=== Work to do ===
Return every entry exactly as written.

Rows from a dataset

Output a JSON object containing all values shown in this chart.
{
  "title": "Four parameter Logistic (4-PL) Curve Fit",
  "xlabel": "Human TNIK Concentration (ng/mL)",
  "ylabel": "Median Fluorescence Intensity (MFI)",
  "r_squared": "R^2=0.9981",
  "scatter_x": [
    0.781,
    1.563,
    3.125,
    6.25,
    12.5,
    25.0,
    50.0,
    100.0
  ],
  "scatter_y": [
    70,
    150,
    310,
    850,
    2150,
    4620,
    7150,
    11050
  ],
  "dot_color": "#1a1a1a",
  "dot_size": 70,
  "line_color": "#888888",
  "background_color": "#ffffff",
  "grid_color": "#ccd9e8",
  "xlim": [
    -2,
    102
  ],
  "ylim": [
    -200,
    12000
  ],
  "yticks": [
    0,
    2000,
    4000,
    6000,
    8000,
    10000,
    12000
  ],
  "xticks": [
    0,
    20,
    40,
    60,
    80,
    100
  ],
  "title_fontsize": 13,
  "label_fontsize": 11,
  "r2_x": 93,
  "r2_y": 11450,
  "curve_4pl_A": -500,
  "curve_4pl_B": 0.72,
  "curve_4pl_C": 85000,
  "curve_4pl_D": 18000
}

=== Task answer ===
Output a JSON object containing all values shown in this chart.
{
  "title": "Four parameter Logistic (4-PL) Curve Fit",
  "xlabel": "Human TNIK Concentration (ng/mL)",
  "ylabel": "Median Fluorescence Intensity (MFI)",
  "r_squared": "R^2=0.9981",
  "scatter_x": [
    0.781,
    1.563,
    3.125,
    6.25,
    12.5,
    25.0,
    50.0,
    100.0
  ],
  "scatter_y": [
    70,
    150,
    310,
    850,
    2150,
    4620,
    7150,
    11050
  ],
  "dot_color": "#1a1a1a",
  "dot_size": 70,
  "line_color": "#888888",
  "background_color": "#ffffff",
  "grid_color": "#ccd9e8",
  "xlim": [
    -2,
    102
  ],
  "ylim": [
    -200,
    12000
  ],
  "yticks": [
    0,
    2000,
    4000,
    6000,
    8000,
    10000,
    12000
  ],
  "xticks": [
    0,
    20,
    40,
    60,
    80,
    100
  ],
  "title_fontsize": 13,
  "label_fontsize": 11,
  "r2_x": 93,
  "r2_y": 11450,
  "curve_4pl_A": -500,
  "curve_4pl_B": 0.72,
  "curve_4pl_C": 85000,
  "curve_4pl_D": 18000
}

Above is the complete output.